#### 文書抜粋:
..........

品質指定。小数は使えない。既定値付近から-crfを1下げるごとに7%程度サイズが増える。アニメと実写では実写のほうがサイズが増えやすい。音声コーデックは適宜copyやビットレート(-b:a 128k)を指定する。
ffmpeg -i input -c:v libsvtav1 -crf 35 -preset 6 -c:a aac output.mp4

明るいシーンに-crfを上げて、暗いシーンに下げるとサイズと見た目をうまく両立できる。
Unexpectedly low result bit rate with SVT-AV1 : AV1

rc=1でVBRのビットレート指定。
ffmpeg -i input -c:v libsvtav1 -b:v 2000k -preset 6 -svtav1-params rc=1 -c:a aac output.mp4

rc=2でCBRのビットレート指定。
ffmpeg -i input -c:v libsvtav1 -b:v 2000k -preset 6 -svtav1-params rc=2 -c:a aac output.mp4

ビットレート指定するときにmbrから上限も指定できる。下限は指定できない。
ffmpeg -i input -c:v libsvtav1 -b:v 2000k -preset 6 -svtav1-params rc=1:mbr=3000 -c:a aac output.mp4

品質指定の上限ビットレート指定。いわゆるcapped CRF。
ffmpeg -i input -c:v libsvtav1 -crf 35 -preset 6 -svtav1-params rc=0:mbr=3000 -c:a aac output.mp4

keyintのキーフレーム指定は秒指定にsをつける。従来のフレーム単位-gでも指定できる。
ffmpeg -i input -c:v libsvtav1 -crf 35 -preset 6 -svtav1-params keyint=10s -c:a aac output.mp4
ffmpeg -i input -c:v libsvtav1 -crf 35 -preset 6 -g 240 -c:a aac output.mp4

品質を重視するなら8ビット深度の映像でも10ビット深度で出力する。適宜細部保持のパラメータを指定する。

..........

#### 抽出資料:
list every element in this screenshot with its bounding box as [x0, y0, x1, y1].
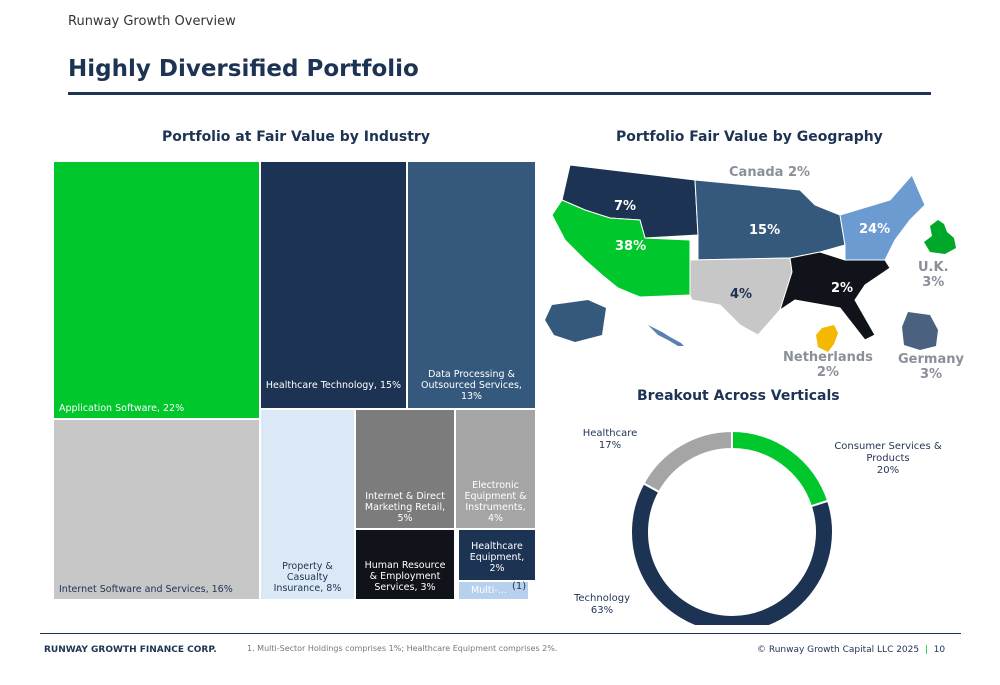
donut-slice-0: [731, 429, 830, 508]
treemap-tile-8: Healthcare Equipment, 2%: [459, 530, 535, 580]
region-northeast: [839, 174, 926, 261]
region-west: [551, 199, 691, 298]
industry-treemap: Application Software, 22% Healthcare Tech…: [54, 162, 535, 599]
geography-chart-title: Portfolio Fair Value by Geography: [616, 129, 883, 145]
verticals-chart-title: Breakout Across Verticals: [637, 388, 840, 404]
treemap-tile-0: Application Software, 22%: [54, 162, 259, 418]
country-uk: [924, 220, 956, 254]
treemap-tile-label: Human Resource & Employment Services, 3%: [364, 560, 446, 593]
region-southeast: [779, 251, 891, 341]
treemap-tile-label: Internet Software and Services, 16%: [59, 584, 233, 595]
footer-copyright: © Runway Growth Capital LLC 2025 | 10: [757, 645, 946, 655]
region-midwest: [694, 179, 846, 261]
treemap-tile-3: Internet Software and Services, 16%: [54, 420, 259, 599]
treemap-tile-label: Multi-…: [471, 585, 508, 596]
treemap-tile-label: Electronic Equipment & Instruments, 4%: [464, 480, 527, 524]
treemap-tile-label: Application Software, 22%: [59, 403, 185, 414]
country-germany: [902, 312, 938, 350]
treemap-tile-5: Internet & Direct Marketing Retail, 5%: [356, 410, 454, 528]
country-label-uk: U.K. 3%: [918, 260, 949, 290]
geography-map: [545, 164, 956, 352]
industry-chart-title: Portfolio at Fair Value by Industry: [162, 129, 430, 145]
country-label-netherlands: Netherlands 2%: [783, 350, 873, 380]
country-netherlands: [816, 325, 838, 352]
footer-divider: [40, 633, 961, 634]
treemap-tile-4: Property & Casualty Insurance, 8%: [261, 410, 354, 599]
donut-label-healthcare: Healthcare 17%: [582, 428, 638, 451]
region-label-southwest: 4%: [730, 287, 753, 302]
region-label-northeast: 24%: [859, 222, 891, 237]
treemap-tile-label: Property & Casualty Insurance, 8%: [273, 561, 342, 594]
country-label-germany: Germany 3%: [898, 352, 964, 382]
region-hawaii: [648, 325, 684, 346]
footnote-marker: (1): [512, 581, 527, 592]
page-number: 10: [933, 645, 946, 655]
treemap-tile-1: Healthcare Technology, 15%: [261, 162, 406, 408]
treemap-tile-label: Healthcare Technology, 15%: [265, 380, 402, 391]
page-title: Highly Diversified Portfolio: [68, 56, 419, 82]
donut-slice-2: [642, 429, 733, 494]
verticals-donut-chart: [630, 429, 834, 625]
footer-note: 1. Multi-Sector Holdings comprises 1%; H…: [247, 644, 558, 653]
treemap-tile-9: Multi-…: [459, 582, 528, 599]
donut-slice-1: [630, 481, 834, 625]
treemap-tile-6: Electronic Equipment & Instruments, 4%: [456, 410, 535, 528]
treemap-tile-7: Human Resource & Employment Services, 3%: [356, 530, 454, 599]
donut-label-technology: Technology 63%: [573, 593, 630, 616]
treemap-tile-label: Internet & Direct Marketing Retail, 5%: [364, 491, 446, 524]
title-divider: [68, 92, 931, 95]
section-subheading: Runway Growth Overview: [68, 14, 236, 29]
country-label-canada: Canada 2%: [729, 165, 811, 180]
treemap-tile-label: Data Processing & Outsourced Services, 1…: [421, 369, 522, 402]
region-alaska: [545, 300, 606, 342]
region-label-west: 38%: [615, 239, 647, 254]
treemap-tile-2: Data Processing & Outsourced Services, 1…: [408, 162, 535, 408]
donut-label-consumer: Consumer Services & Products 20%: [834, 441, 942, 476]
region-label-southeast: 2%: [831, 281, 854, 296]
footer-company: RUNWAY GROWTH FINANCE CORP.: [44, 645, 217, 655]
region-label-midwest: 15%: [749, 223, 781, 238]
treemap-tile-label: Healthcare Equipment, 2%: [469, 541, 525, 574]
region-label-northwest: 7%: [614, 199, 637, 214]
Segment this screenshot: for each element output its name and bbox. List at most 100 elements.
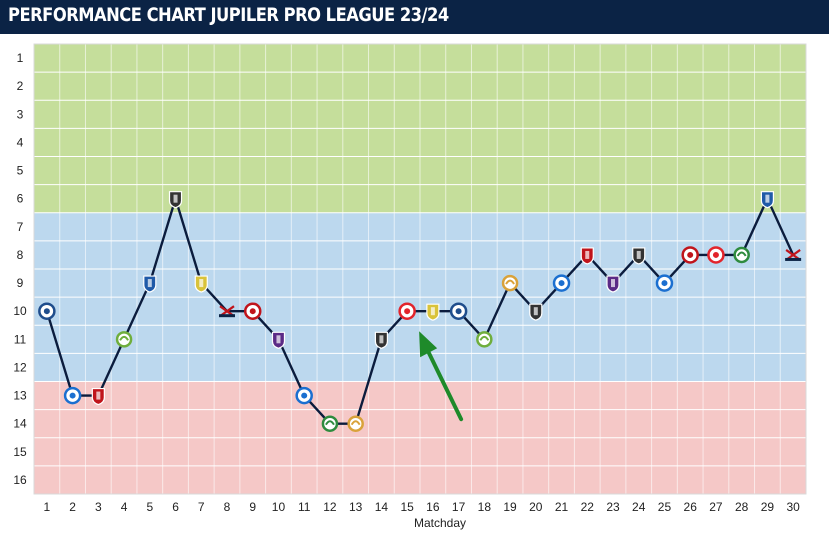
badge-core xyxy=(558,280,565,287)
gent-badge xyxy=(552,274,571,292)
badge-ring xyxy=(115,331,133,348)
westerlo-badge xyxy=(426,303,440,321)
x-tick-label: 3 xyxy=(95,500,102,514)
westerlo-badge xyxy=(194,275,208,293)
y-tick-label: 8 xyxy=(17,248,24,262)
anderlecht-badge xyxy=(271,331,286,349)
badge-stripe xyxy=(611,279,615,288)
x-tick-label: 16 xyxy=(426,500,440,514)
ohl-badge xyxy=(115,331,133,348)
x-tick-label: 23 xyxy=(606,500,620,514)
badge-ring xyxy=(476,331,493,348)
x-tick-label: 24 xyxy=(632,500,646,514)
standard-badge xyxy=(707,246,725,264)
charleroi-badge xyxy=(529,303,543,321)
x-tick-label: 10 xyxy=(272,500,286,514)
y-tick-label: 11 xyxy=(14,332,27,346)
arrow-shaft xyxy=(423,343,464,422)
x-tick-label: 19 xyxy=(503,500,517,514)
westerlo-badge xyxy=(143,275,157,293)
badge-mark xyxy=(325,420,335,426)
mechelen-badge xyxy=(347,415,364,432)
badge-core xyxy=(455,308,462,315)
x-tick-label: 30 xyxy=(786,500,800,514)
x-tick-label: 12 xyxy=(323,500,337,514)
genk-badge xyxy=(655,274,674,292)
x-tick-label: 28 xyxy=(735,500,749,514)
antwerp-badge xyxy=(681,246,699,264)
badge-ring xyxy=(733,246,750,264)
y-tick-label: 14 xyxy=(13,417,27,431)
y-tick-label: 4 xyxy=(17,135,24,149)
badge-stripe xyxy=(173,194,178,203)
eupen-badge xyxy=(168,191,183,209)
y-tick-label: 7 xyxy=(17,220,24,234)
club-brugge-badge xyxy=(449,302,468,320)
badge-mark xyxy=(350,420,361,426)
cercle-badge xyxy=(321,415,339,432)
annotation-arrow xyxy=(419,331,464,422)
kortrijk-badge xyxy=(785,249,802,261)
badge-core xyxy=(661,280,668,287)
chart-header: PERFORMANCE CHART JUPILER PRO LEAGUE 23/… xyxy=(0,0,829,34)
westerlo-badge xyxy=(760,191,774,209)
genk-badge xyxy=(63,386,82,405)
antwerp-badge xyxy=(243,302,262,320)
x-tick-label: 18 xyxy=(478,500,492,514)
x-tick-label: 6 xyxy=(172,500,179,514)
kortrijk-badge xyxy=(219,305,235,318)
badge-mark xyxy=(479,335,490,341)
badge-stripe xyxy=(533,307,538,316)
badge-ring xyxy=(501,274,519,292)
x-tick-label: 5 xyxy=(146,500,153,514)
badge-core xyxy=(69,392,76,399)
y-tick-label: 9 xyxy=(17,276,24,290)
x-axis-ticks: 1 2 3 4 5 6 7 8 9 10 11 12 13 14 15 16 17 18 19 20 21 22 23 24 2… xyxy=(44,500,801,514)
charleroi-badge xyxy=(374,331,388,349)
rwdm-badge xyxy=(580,247,594,265)
badge-stripe xyxy=(276,335,281,344)
y-tick-label: 1 xyxy=(17,51,24,65)
opponent-badges xyxy=(38,191,802,432)
y-tick-label: 6 xyxy=(17,192,24,206)
x-tick-label: 7 xyxy=(198,500,205,514)
arrow-head xyxy=(419,331,438,358)
badge-bar xyxy=(219,314,235,318)
badge-stripe xyxy=(430,307,435,316)
x-tick-label: 8 xyxy=(224,500,231,514)
badge-core xyxy=(43,308,50,315)
x-tick-label: 22 xyxy=(581,500,595,514)
badge-stripe xyxy=(765,194,770,203)
standard-badge xyxy=(398,302,416,320)
x-tick-label: 2 xyxy=(69,500,76,514)
y-tick-label: 10 xyxy=(13,304,27,318)
badge-core xyxy=(301,392,308,399)
x-tick-label: 9 xyxy=(249,500,256,514)
x-tick-label: 25 xyxy=(658,500,672,514)
y-tick-label: 3 xyxy=(17,107,24,121)
badge-ring xyxy=(347,415,364,432)
x-tick-label: 14 xyxy=(375,500,389,514)
badge-stripe xyxy=(147,279,152,288)
y-tick-label: 13 xyxy=(13,389,27,403)
x-tick-label: 1 xyxy=(44,500,51,514)
rwdm-badge xyxy=(91,387,105,406)
anderlecht-badge xyxy=(606,275,620,293)
x-tick-label: 29 xyxy=(761,500,775,514)
badge-mark xyxy=(736,251,747,257)
y-tick-label: 16 xyxy=(13,473,27,487)
chart-title: PERFORMANCE CHART JUPILER PRO LEAGUE 23/… xyxy=(8,4,449,26)
badge-core xyxy=(404,308,411,315)
y-tick-label: 12 xyxy=(13,360,27,374)
badge-core xyxy=(712,251,719,258)
x-tick-label: 15 xyxy=(400,500,414,514)
badge-stripe xyxy=(636,250,641,259)
x-axis-label: Matchday xyxy=(414,516,466,530)
x-tick-label: 13 xyxy=(349,500,363,514)
mechelen-badge xyxy=(501,274,519,292)
y-tick-label: 15 xyxy=(13,445,27,459)
genk-badge xyxy=(295,386,313,405)
x-tick-label: 21 xyxy=(555,500,569,514)
grid-lines xyxy=(33,43,807,495)
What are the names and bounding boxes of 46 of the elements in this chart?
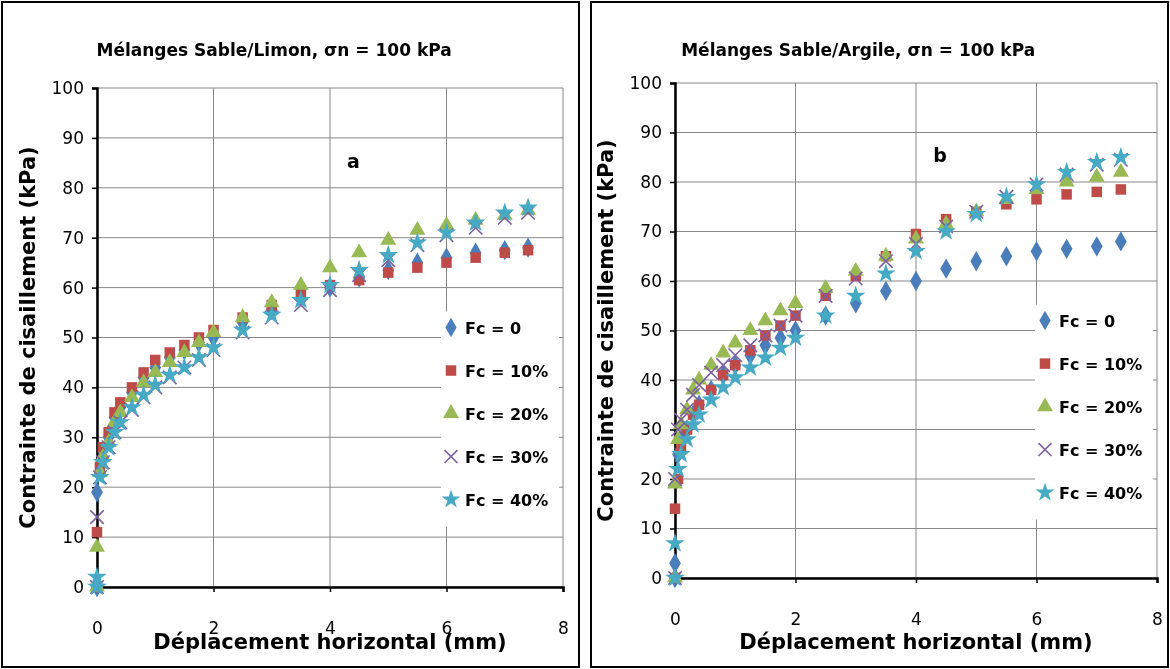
annotation: a [346,149,360,172]
x-tick-label: 8 [558,618,569,639]
x-tick-label: 8 [1152,609,1163,630]
chart-title: Mélanges Sable/Limon, σn = 100 kPa [96,40,452,60]
legend-label: Fc = 40% [1059,483,1143,503]
legend-label: Fc = 0 [465,318,522,338]
y-tick-label: 60 [62,277,84,298]
x-tick-label: 0 [670,609,681,630]
y-tick-label: 30 [62,427,84,448]
y-tick-label: 60 [640,270,662,291]
y-tick-label: 90 [62,127,84,148]
x-tick-label: 2 [790,609,802,630]
legend-label: Fc = 10% [1059,354,1143,374]
y-tick-label: 20 [640,468,662,489]
x-tick-label: 6 [1031,609,1043,630]
annotation: b [933,144,947,167]
y-tick-label: 100 [629,72,662,93]
y-tick-label: 40 [640,369,662,390]
y-tick-label: 50 [640,320,662,341]
y-tick-label: 0 [651,567,662,588]
x-axis-title: Déplacement horizontal (mm) [739,630,1093,654]
legend-label: Fc = 0 [1059,311,1116,331]
y-tick-label: 50 [62,327,84,348]
legend-label: Fc = 20% [1059,397,1143,417]
x-tick-label: 0 [92,618,103,639]
y-tick-label: 80 [62,177,84,198]
y-tick-label: 40 [62,377,84,398]
y-tick-label: 10 [640,518,662,539]
y-tick-label: 70 [62,227,84,248]
y-tick-label: 100 [51,77,84,98]
legend-label: Fc = 30% [465,447,549,467]
y-tick-label: 20 [62,477,84,498]
y-tick-label: 30 [640,419,662,440]
legend-label: Fc = 40% [465,490,549,510]
y-axis-title: Contrainte de cisaillement (kPa) [594,139,618,522]
y-tick-label: 0 [73,576,84,597]
y-axis-title: Contrainte de cisaillement (kPa) [16,146,40,529]
chart-title: Mélanges Sable/Argile, σn = 100 kPa [681,40,1036,60]
y-tick-label: 90 [640,122,662,143]
legend-label: Fc = 10% [465,361,549,381]
x-tick-label: 4 [911,609,922,630]
y-tick-label: 80 [640,171,662,192]
legend-label: Fc = 20% [465,404,549,424]
legend-label: Fc = 30% [1059,440,1143,460]
y-tick-label: 10 [62,527,84,548]
y-tick-label: 70 [640,221,662,242]
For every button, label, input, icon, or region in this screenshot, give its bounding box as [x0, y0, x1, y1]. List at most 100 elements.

..........

#### 課題:
SVT-AV1のエンコード設定に関する文章のうち、「品質指定。小数は使えない。既」から「rc=1でVBRのビットレート指定。」までをそのまま書き写してください。 リストはここでは一切使いません。

#### 解答:
品質指定。小数は使えない。既定値付近から-crfを1下げるごとに7%程度サイズが増える。アニメと実写では実写のほうがサイズが増えやすい。音声コーデックは適宜copyやビットレート(-b:a 128k)を指定する。
ffmpeg -i input -c:v libsvtav1 -crf 35 -preset 6 -c:a aac output.mp4

明るいシーンに-crfを上げて、暗いシーンに下げるとサイズと見た目をうまく両立できる。
Unexpectedly low result bit rate with SVT-AV1 : AV1

rc=1でVBRのビットレート指定。